Work to do -
Pick out every line holding the string "name" and copy it.

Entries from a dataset
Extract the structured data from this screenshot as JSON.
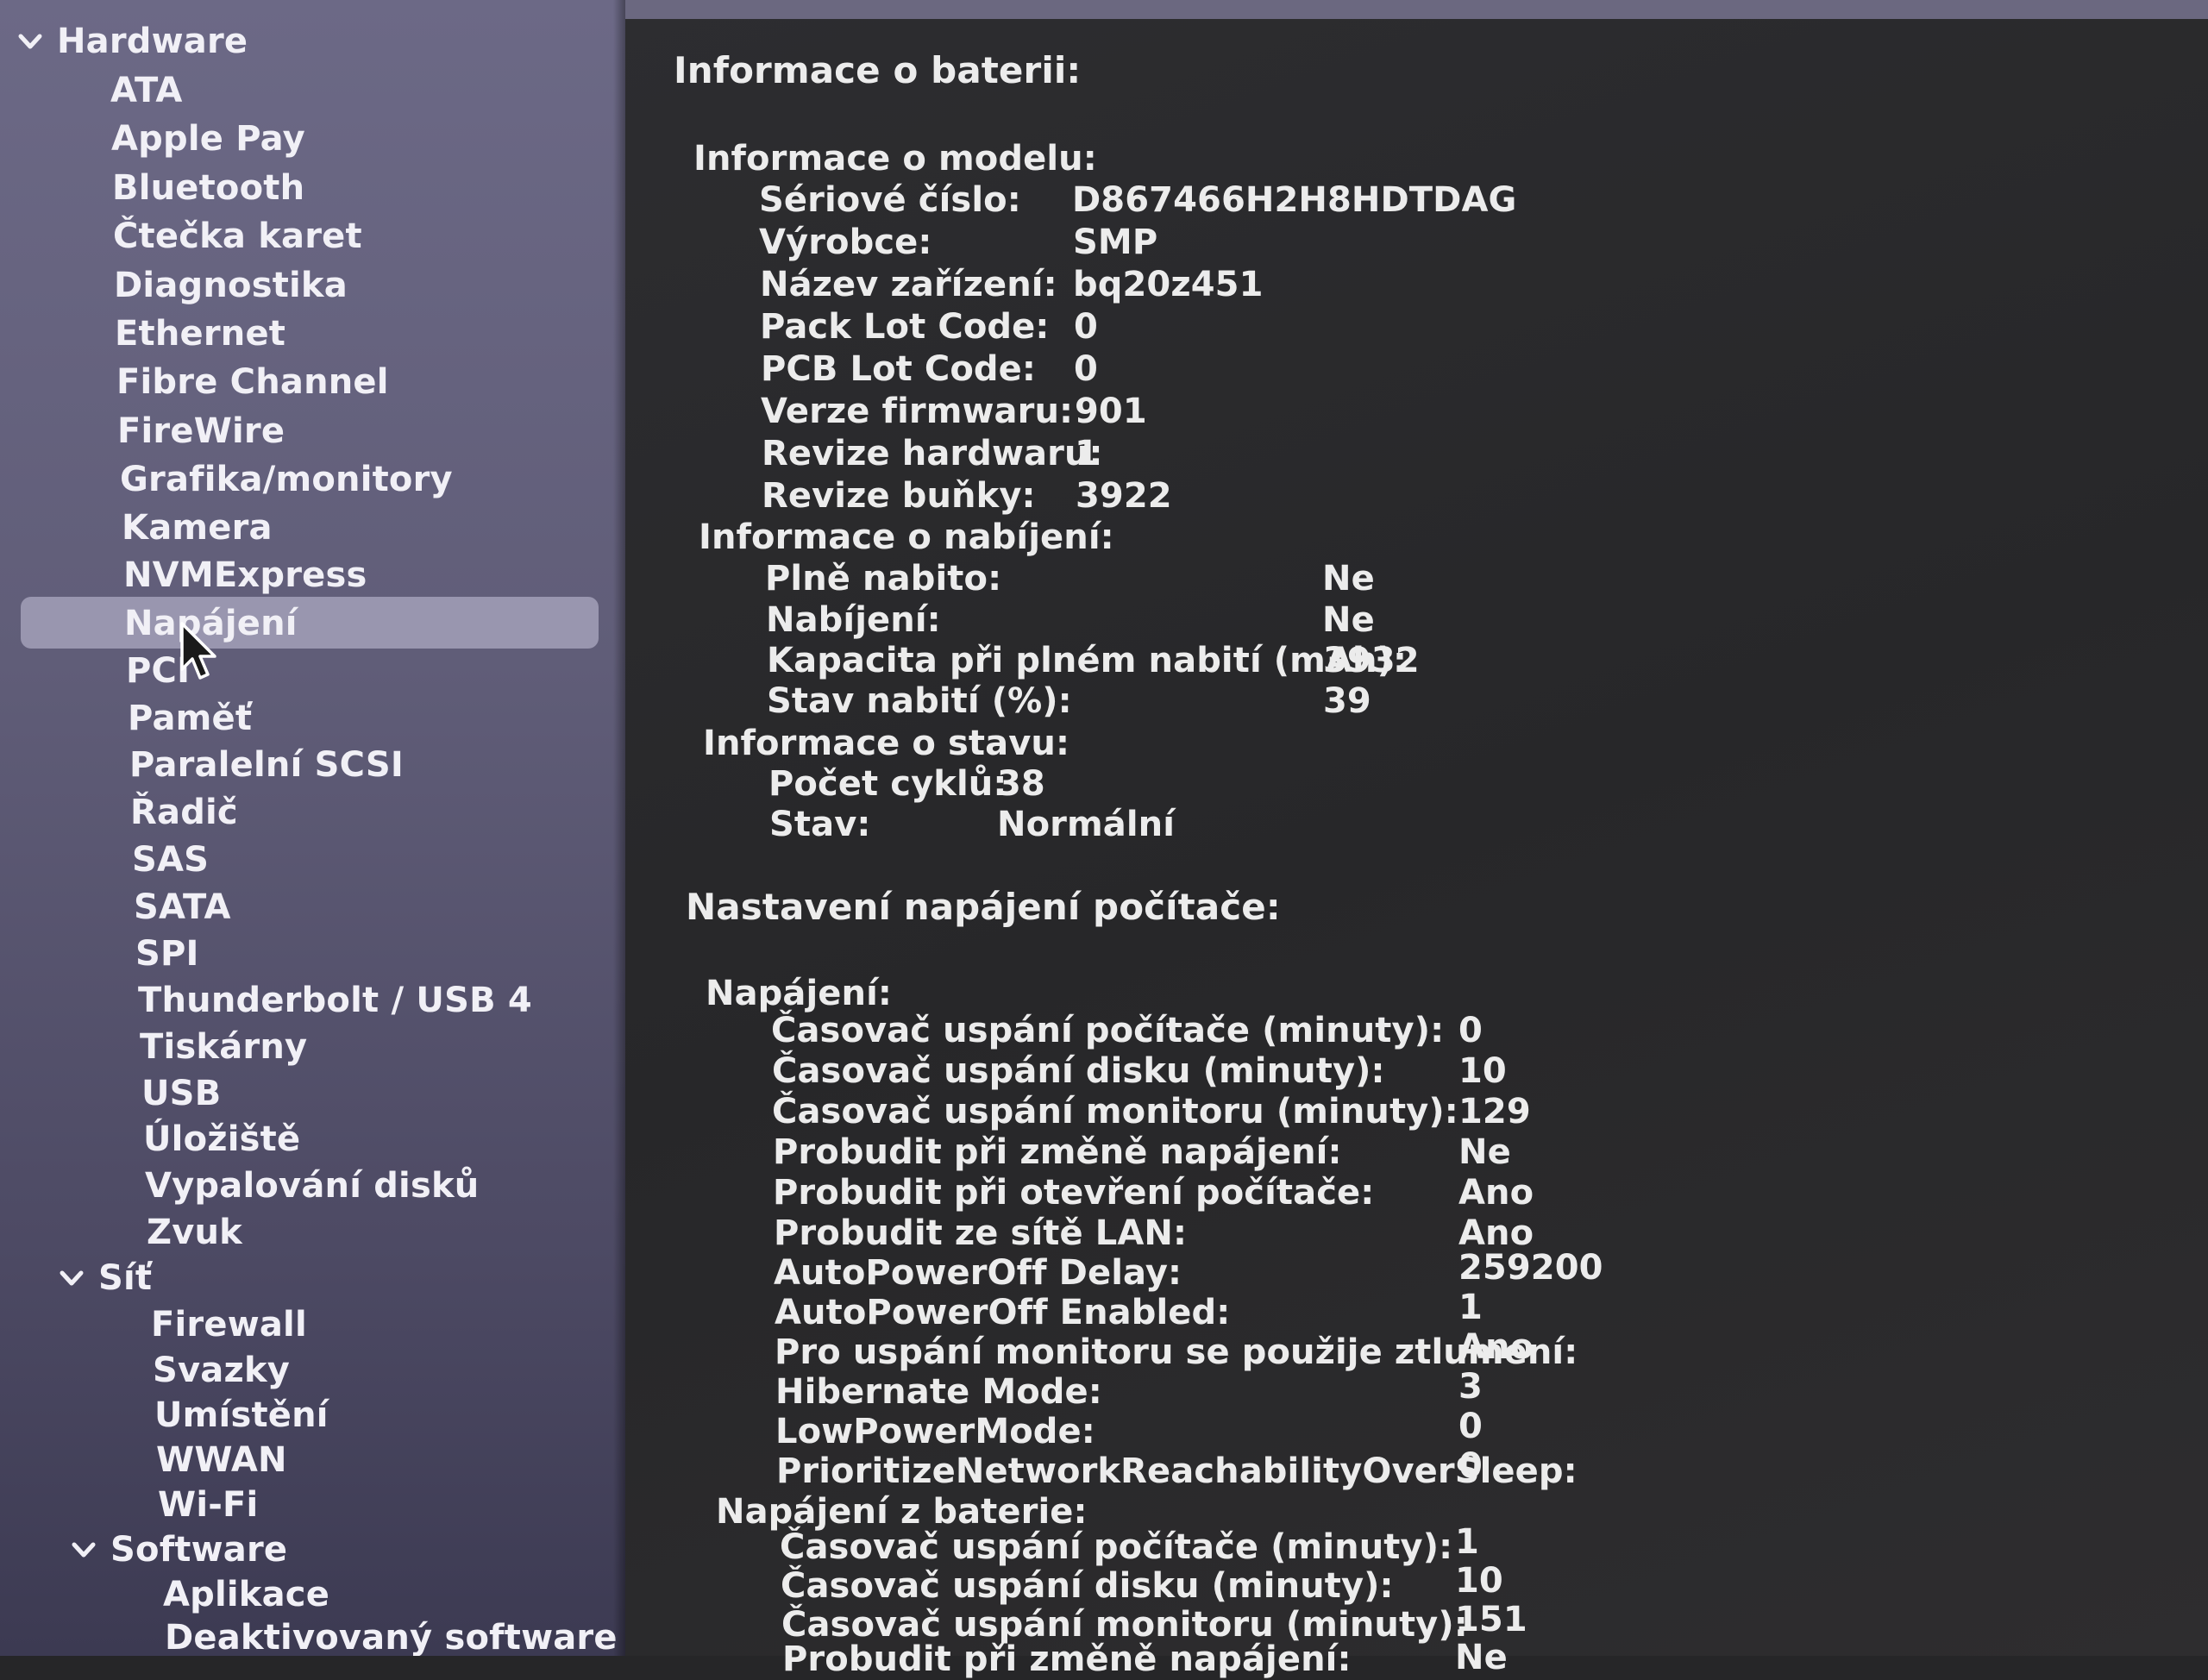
{
  "sidebar": {
    "hardware": {
      "label": "Hardware",
      "items": [
        "ATA",
        "Apple Pay",
        "Bluetooth",
        "Čtečka karet",
        "Diagnostika",
        "Ethernet",
        "Fibre Channel",
        "FireWire",
        "Grafika/monitory",
        "Kamera",
        "NVMExpress",
        "Napájení",
        "PCI",
        "Paměť",
        "Paralelní SCSI",
        "Řadič",
        "SAS",
        "SATA",
        "SPI",
        "Thunderbolt / USB 4",
        "Tiskárny",
        "USB",
        "Úložiště",
        "Vypalování disků",
        "Zvuk"
      ],
      "selected": "Napájení"
    },
    "network": {
      "label": "Síť",
      "items": [
        "Firewall",
        "Svazky",
        "Umístění",
        "WWAN",
        "Wi-Fi"
      ]
    },
    "software": {
      "label": "Software",
      "items": [
        "Aplikace",
        "Deaktivovaný software"
      ]
    }
  },
  "battery": {
    "title": "Informace o baterii:",
    "model": {
      "header": "Informace o modelu:",
      "rows": [
        {
          "label": "Sériové číslo:",
          "value": "D867466H2H8HDTDAG"
        },
        {
          "label": "Výrobce:",
          "value": "SMP"
        },
        {
          "label": "Název zařízení:",
          "value": "bq20z451"
        },
        {
          "label": "Pack Lot Code:",
          "value": "0"
        },
        {
          "label": "PCB Lot Code:",
          "value": "0"
        },
        {
          "label": "Verze firmwaru:",
          "value": "901"
        },
        {
          "label": "Revize hardwaru:",
          "value": "1"
        },
        {
          "label": "Revize buňky:",
          "value": "3922"
        }
      ]
    },
    "charge": {
      "header": "Informace o nabíjení:",
      "rows": [
        {
          "label": "Plně nabito:",
          "value": "Ne"
        },
        {
          "label": "Nabíjení:",
          "value": "Ne"
        },
        {
          "label": "Kapacita při plném nabití (mAh):",
          "value": "3932"
        },
        {
          "label": "Stav nabití (%):",
          "value": "39"
        }
      ]
    },
    "health": {
      "header": "Informace o stavu:",
      "rows": [
        {
          "label": "Počet cyklů:",
          "value": "38"
        },
        {
          "label": "Stav:",
          "value": "Normální"
        }
      ]
    }
  },
  "power": {
    "title": "Nastavení napájení počítače:",
    "ac": {
      "header": "Napájení:",
      "rows": [
        {
          "label": "Časovač uspání počítače (minuty):",
          "value": "0"
        },
        {
          "label": "Časovač uspání disku (minuty):",
          "value": "10"
        },
        {
          "label": "Časovač uspání monitoru (minuty):",
          "value": "129"
        },
        {
          "label": "Probudit při změně napájení:",
          "value": "Ne"
        },
        {
          "label": "Probudit při otevření počítače:",
          "value": "Ano"
        },
        {
          "label": "Probudit ze sítě LAN:",
          "value": "Ano"
        },
        {
          "label": "AutoPowerOff Delay:",
          "value": "259200"
        },
        {
          "label": "AutoPowerOff Enabled:",
          "value": "1"
        },
        {
          "label": "Pro uspání monitoru se použije ztlumení:",
          "value": "Ano"
        },
        {
          "label": "Hibernate Mode:",
          "value": "3"
        },
        {
          "label": "LowPowerMode:",
          "value": "0"
        },
        {
          "label": "PrioritizeNetworkReachabilityOverSleep:",
          "value": "0"
        }
      ]
    },
    "battery_power": {
      "header": "Napájení z baterie:",
      "rows": [
        {
          "label": "Časovač uspání počítače (minuty):",
          "value": "1"
        },
        {
          "label": "Časovač uspání disku (minuty):",
          "value": "10"
        },
        {
          "label": "Časovač uspání monitoru (minuty):",
          "value": "151"
        },
        {
          "label": "Probudit při změně napájení:",
          "value": "Ne"
        }
      ]
    }
  }
}
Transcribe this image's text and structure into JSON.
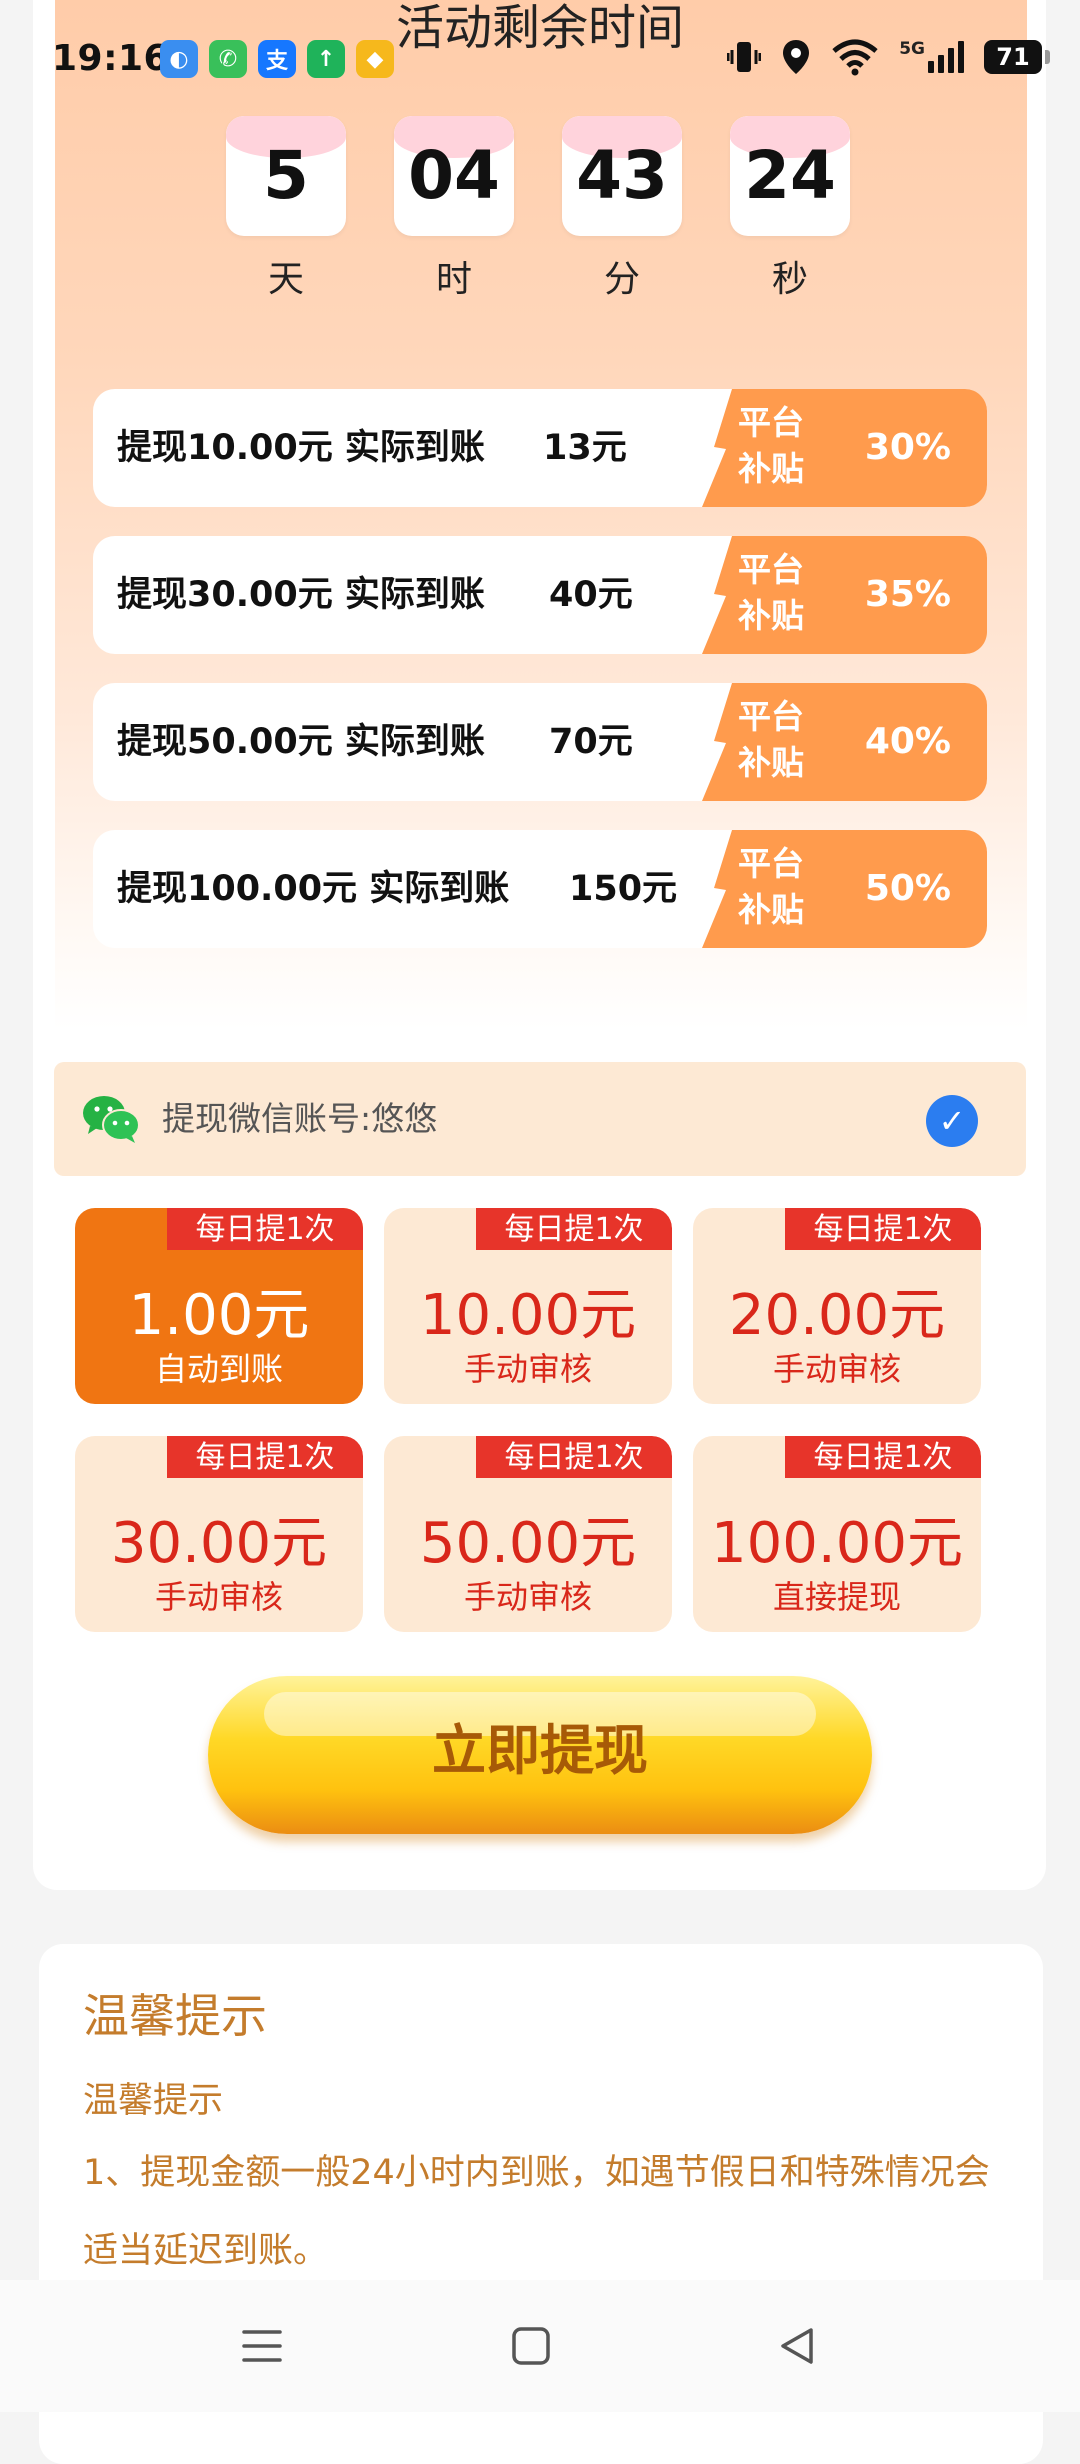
{
  "status_bar": {
    "time": "19:16",
    "app_icons": [
      {
        "name": "browser-app-icon",
        "glyph": "◐",
        "color": "#3a8ef0"
      },
      {
        "name": "phone-app-icon",
        "glyph": "✆",
        "color": "#39c05a"
      },
      {
        "name": "alipay-app-icon",
        "glyph": "支",
        "color": "#1677ff"
      },
      {
        "name": "upload-app-icon",
        "glyph": "↑",
        "color": "#1fb35a"
      },
      {
        "name": "coin-app-icon",
        "glyph": "◆",
        "color": "#f6b81c"
      }
    ],
    "network": "5G",
    "battery": "71"
  },
  "activity": {
    "title": "活动剩余时间",
    "countdown": [
      {
        "value": "5",
        "unit": "天"
      },
      {
        "value": "04",
        "unit": "时"
      },
      {
        "value": "43",
        "unit": "分"
      },
      {
        "value": "24",
        "unit": "秒"
      }
    ],
    "offers": [
      {
        "withdraw": "提现10.00元 实际到账",
        "actual": "13元",
        "tag": "平台补贴",
        "rate": "30%"
      },
      {
        "withdraw": "提现30.00元 实际到账",
        "actual": "40元",
        "tag": "平台补贴",
        "rate": "35%"
      },
      {
        "withdraw": "提现50.00元 实际到账",
        "actual": "70元",
        "tag": "平台补贴",
        "rate": "40%"
      },
      {
        "withdraw": "提现100.00元 实际到账",
        "actual": "150元",
        "tag": "平台补贴",
        "rate": "50%"
      }
    ]
  },
  "wechat": {
    "label": "提现微信账号:悠悠",
    "check": "✓"
  },
  "amounts": [
    {
      "tag": "每日提1次",
      "value": "1.00元",
      "sub": "自动到账",
      "selected": true
    },
    {
      "tag": "每日提1次",
      "value": "10.00元",
      "sub": "手动审核",
      "selected": false
    },
    {
      "tag": "每日提1次",
      "value": "20.00元",
      "sub": "手动审核",
      "selected": false
    },
    {
      "tag": "每日提1次",
      "value": "30.00元",
      "sub": "手动审核",
      "selected": false
    },
    {
      "tag": "每日提1次",
      "value": "50.00元",
      "sub": "手动审核",
      "selected": false
    },
    {
      "tag": "每日提1次",
      "value": "100.00元",
      "sub": "直接提现",
      "selected": false
    }
  ],
  "withdraw_button": "立即提现",
  "tips": {
    "title": "温馨提示",
    "subtitle": "温馨提示",
    "line1": "1、提现金额一般24小时内到账，如遇节假日和特殊情况会适当延迟到账。"
  },
  "colors": {
    "accent_orange": "#f07512",
    "tag_red": "#e7342a",
    "subsidy_orange": "#ff9b4d",
    "tips_brown": "#c47c2c"
  }
}
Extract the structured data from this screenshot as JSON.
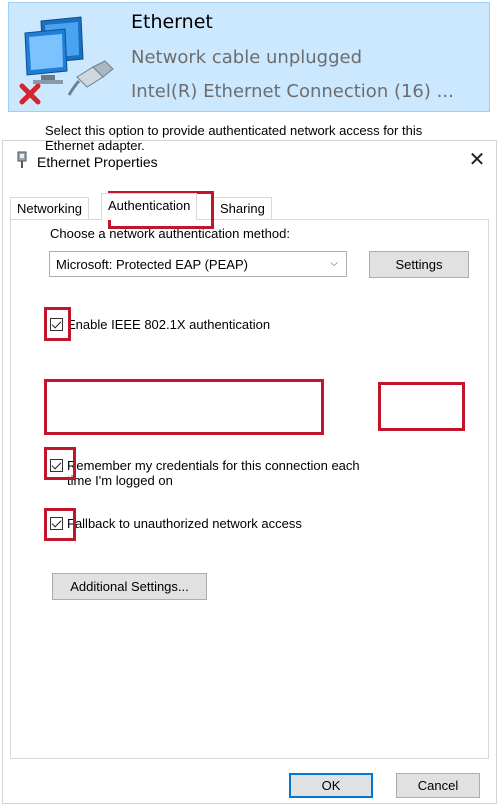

Response -
        "name": "browser-app-icon",
        "name": "phone-app-icon",
        "name": "alipay-app-icon",
        "name": "upload-app-icon",
        "name": "coin-app-icon",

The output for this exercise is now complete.